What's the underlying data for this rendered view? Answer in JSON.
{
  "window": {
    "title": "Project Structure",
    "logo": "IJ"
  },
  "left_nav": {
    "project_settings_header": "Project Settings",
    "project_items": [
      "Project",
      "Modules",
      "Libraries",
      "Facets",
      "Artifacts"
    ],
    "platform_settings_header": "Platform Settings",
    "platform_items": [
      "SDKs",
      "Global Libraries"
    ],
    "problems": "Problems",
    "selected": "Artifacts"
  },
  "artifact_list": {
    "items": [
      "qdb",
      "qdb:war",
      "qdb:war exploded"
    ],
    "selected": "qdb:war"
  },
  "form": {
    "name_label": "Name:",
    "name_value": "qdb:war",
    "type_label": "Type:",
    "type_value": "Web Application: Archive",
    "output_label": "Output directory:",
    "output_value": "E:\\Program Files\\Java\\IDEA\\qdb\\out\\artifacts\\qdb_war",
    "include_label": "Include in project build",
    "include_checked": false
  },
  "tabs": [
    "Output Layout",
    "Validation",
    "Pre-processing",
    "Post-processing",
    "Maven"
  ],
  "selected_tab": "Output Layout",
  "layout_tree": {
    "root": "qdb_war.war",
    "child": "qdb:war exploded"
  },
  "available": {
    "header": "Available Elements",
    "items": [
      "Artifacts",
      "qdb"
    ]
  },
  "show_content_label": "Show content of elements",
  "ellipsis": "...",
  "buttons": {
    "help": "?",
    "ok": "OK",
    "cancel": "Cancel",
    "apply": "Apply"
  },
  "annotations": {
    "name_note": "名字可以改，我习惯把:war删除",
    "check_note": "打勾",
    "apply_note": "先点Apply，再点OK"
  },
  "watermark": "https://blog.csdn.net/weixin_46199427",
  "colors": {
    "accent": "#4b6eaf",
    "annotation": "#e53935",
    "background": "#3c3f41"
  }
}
****
> **Request**: Provide all the records again, word for word.

> **Answer to this task**:
What's the underlying data for this rendered view? Answer in JSON.
{
  "window": {
    "title": "Project Structure",
    "logo": "IJ"
  },
  "left_nav": {
    "project_settings_header": "Project Settings",
    "project_items": [
      "Project",
      "Modules",
      "Libraries",
      "Facets",
      "Artifacts"
    ],
    "platform_settings_header": "Platform Settings",
    "platform_items": [
      "SDKs",
      "Global Libraries"
    ],
    "problems": "Problems",
    "selected": "Artifacts"
  },
  "artifact_list": {
    "items": [
      "qdb",
      "qdb:war",
      "qdb:war exploded"
    ],
    "selected": "qdb:war"
  },
  "form": {
    "name_label": "Name:",
    "name_value": "qdb:war",
    "type_label": "Type:",
    "type_value": "Web Application: Archive",
    "output_label": "Output directory:",
    "output_value": "E:\\Program Files\\Java\\IDEA\\qdb\\out\\artifacts\\qdb_war",
    "include_label": "Include in project build",
    "include_checked": false
  },
  "tabs": [
    "Output Layout",
    "Validation",
    "Pre-processing",
    "Post-processing",
    "Maven"
  ],
  "selected_tab": "Output Layout",
  "layout_tree": {
    "root": "qdb_war.war",
    "child": "qdb:war exploded"
  },
  "available": {
    "header": "Available Elements",
    "items": [
      "Artifacts",
      "qdb"
    ]
  },
  "show_content_label": "Show content of elements",
  "ellipsis": "...",
  "buttons": {
    "help": "?",
    "ok": "OK",
    "cancel": "Cancel",
    "apply": "Apply"
  },
  "annotations": {
    "name_note": "名字可以改，我习惯把:war删除",
    "check_note": "打勾",
    "apply_note": "先点Apply，再点OK"
  },
  "watermark": "https://blog.csdn.net/weixin_46199427",
  "colors": {
    "accent": "#4b6eaf",
    "annotation": "#e53935",
    "background": "#3c3f41"
  }
}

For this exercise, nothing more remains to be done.